Rewrite the records below with every "candlestick" changed to "candle", keeping everything else the same.

━━━

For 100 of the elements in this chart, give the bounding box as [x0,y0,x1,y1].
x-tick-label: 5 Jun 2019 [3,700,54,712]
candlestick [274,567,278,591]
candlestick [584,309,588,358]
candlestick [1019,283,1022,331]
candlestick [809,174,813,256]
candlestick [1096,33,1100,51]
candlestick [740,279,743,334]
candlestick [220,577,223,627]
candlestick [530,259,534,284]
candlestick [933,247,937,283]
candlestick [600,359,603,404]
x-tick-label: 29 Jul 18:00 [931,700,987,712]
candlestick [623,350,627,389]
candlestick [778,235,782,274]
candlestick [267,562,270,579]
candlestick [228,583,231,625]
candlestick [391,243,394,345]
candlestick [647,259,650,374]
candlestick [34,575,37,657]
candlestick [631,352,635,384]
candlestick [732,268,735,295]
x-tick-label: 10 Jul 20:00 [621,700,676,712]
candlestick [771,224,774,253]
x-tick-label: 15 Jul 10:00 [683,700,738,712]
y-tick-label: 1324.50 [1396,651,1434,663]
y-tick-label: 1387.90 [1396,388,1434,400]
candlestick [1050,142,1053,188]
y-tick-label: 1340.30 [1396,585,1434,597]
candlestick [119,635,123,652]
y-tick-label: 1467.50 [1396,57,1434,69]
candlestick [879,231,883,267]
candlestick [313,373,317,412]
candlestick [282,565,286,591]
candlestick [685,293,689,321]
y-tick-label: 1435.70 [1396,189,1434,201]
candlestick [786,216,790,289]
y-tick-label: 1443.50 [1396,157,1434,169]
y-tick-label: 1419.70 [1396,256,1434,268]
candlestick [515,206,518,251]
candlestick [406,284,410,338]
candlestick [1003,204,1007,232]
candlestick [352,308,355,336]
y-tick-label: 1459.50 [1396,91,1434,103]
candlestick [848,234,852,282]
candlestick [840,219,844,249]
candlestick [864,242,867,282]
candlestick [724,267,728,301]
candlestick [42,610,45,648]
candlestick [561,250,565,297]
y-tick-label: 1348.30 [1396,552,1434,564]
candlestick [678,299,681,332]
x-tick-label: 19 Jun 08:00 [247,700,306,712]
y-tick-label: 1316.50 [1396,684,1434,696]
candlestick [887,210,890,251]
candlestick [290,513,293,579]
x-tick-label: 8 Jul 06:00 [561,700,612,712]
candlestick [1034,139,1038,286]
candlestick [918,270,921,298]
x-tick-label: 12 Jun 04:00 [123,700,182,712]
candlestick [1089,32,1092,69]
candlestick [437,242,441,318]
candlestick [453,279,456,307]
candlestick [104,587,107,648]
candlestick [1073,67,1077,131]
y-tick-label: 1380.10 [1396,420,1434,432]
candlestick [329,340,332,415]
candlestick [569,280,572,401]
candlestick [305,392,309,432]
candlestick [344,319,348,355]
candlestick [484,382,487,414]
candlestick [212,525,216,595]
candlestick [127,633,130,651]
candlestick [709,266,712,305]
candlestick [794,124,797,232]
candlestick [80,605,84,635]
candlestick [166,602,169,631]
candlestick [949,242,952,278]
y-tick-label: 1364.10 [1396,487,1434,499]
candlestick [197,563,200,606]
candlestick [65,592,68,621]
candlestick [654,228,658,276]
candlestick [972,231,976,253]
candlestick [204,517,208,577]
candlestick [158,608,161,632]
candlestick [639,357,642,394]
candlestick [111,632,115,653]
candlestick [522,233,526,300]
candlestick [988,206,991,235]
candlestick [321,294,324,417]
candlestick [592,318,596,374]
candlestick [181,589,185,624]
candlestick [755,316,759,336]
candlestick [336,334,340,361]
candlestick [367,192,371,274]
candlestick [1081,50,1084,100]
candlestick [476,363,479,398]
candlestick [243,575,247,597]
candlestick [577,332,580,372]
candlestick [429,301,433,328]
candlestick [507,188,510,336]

━━━

■ Result of the exercise
For 100 of the elements in this chart, give the bounding box as [x0,y0,x1,y1].
x-tick-label: 5 Jun 2019 [3,700,54,712]
candle [274,567,278,591]
candle [584,309,588,358]
candle [1019,283,1022,331]
candle [809,174,813,256]
candle [1096,33,1100,51]
candle [740,279,743,334]
candle [220,577,223,627]
candle [530,259,534,284]
candle [933,247,937,283]
candle [600,359,603,404]
x-tick-label: 29 Jul 18:00 [931,700,987,712]
candle [623,350,627,389]
candle [778,235,782,274]
candle [267,562,270,579]
candle [228,583,231,625]
candle [391,243,394,345]
candle [647,259,650,374]
candle [34,575,37,657]
candle [631,352,635,384]
candle [732,268,735,295]
x-tick-label: 10 Jul 20:00 [621,700,676,712]
candle [771,224,774,253]
x-tick-label: 15 Jul 10:00 [683,700,738,712]
y-tick-label: 1324.50 [1396,651,1434,663]
y-tick-label: 1387.90 [1396,388,1434,400]
candle [1050,142,1053,188]
y-tick-label: 1340.30 [1396,585,1434,597]
candle [119,635,123,652]
y-tick-label: 1467.50 [1396,57,1434,69]
candle [879,231,883,267]
candle [313,373,317,412]
candle [282,565,286,591]
candle [685,293,689,321]
y-tick-label: 1435.70 [1396,189,1434,201]
candle [786,216,790,289]
y-tick-label: 1443.50 [1396,157,1434,169]
y-tick-label: 1419.70 [1396,256,1434,268]
candle [515,206,518,251]
candle [406,284,410,338]
candle [1003,204,1007,232]
candle [352,308,355,336]
y-tick-label: 1459.50 [1396,91,1434,103]
candle [848,234,852,282]
candle [840,219,844,249]
candle [864,242,867,282]
candle [724,267,728,301]
candle [42,610,45,648]
candle [561,250,565,297]
y-tick-label: 1348.30 [1396,552,1434,564]
candle [678,299,681,332]
x-tick-label: 19 Jun 08:00 [247,700,306,712]
y-tick-label: 1316.50 [1396,684,1434,696]
candle [887,210,890,251]
candle [290,513,293,579]
x-tick-label: 8 Jul 06:00 [561,700,612,712]
candle [1034,139,1038,286]
candle [918,270,921,298]
x-tick-label: 12 Jun 04:00 [123,700,182,712]
candle [1089,32,1092,69]
candle [437,242,441,318]
candle [453,279,456,307]
candle [104,587,107,648]
candle [1073,67,1077,131]
y-tick-label: 1380.10 [1396,420,1434,432]
candle [329,340,332,415]
candle [569,280,572,401]
candle [305,392,309,432]
candle [344,319,348,355]
candle [484,382,487,414]
candle [212,525,216,595]
candle [127,633,130,651]
candle [709,266,712,305]
candle [794,124,797,232]
candle [80,605,84,635]
candle [166,602,169,631]
candle [949,242,952,278]
y-tick-label: 1364.10 [1396,487,1434,499]
candle [197,563,200,606]
candle [65,592,68,621]
candle [654,228,658,276]
candle [972,231,976,253]
candle [204,517,208,577]
candle [158,608,161,632]
candle [639,357,642,394]
candle [111,632,115,653]
candle [522,233,526,300]
candle [988,206,991,235]
candle [321,294,324,417]
candle [592,318,596,374]
candle [181,589,185,624]
candle [755,316,759,336]
candle [336,334,340,361]
candle [367,192,371,274]
candle [1081,50,1084,100]
candle [476,363,479,398]
candle [243,575,247,597]
candle [577,332,580,372]
candle [429,301,433,328]
candle [507,188,510,336]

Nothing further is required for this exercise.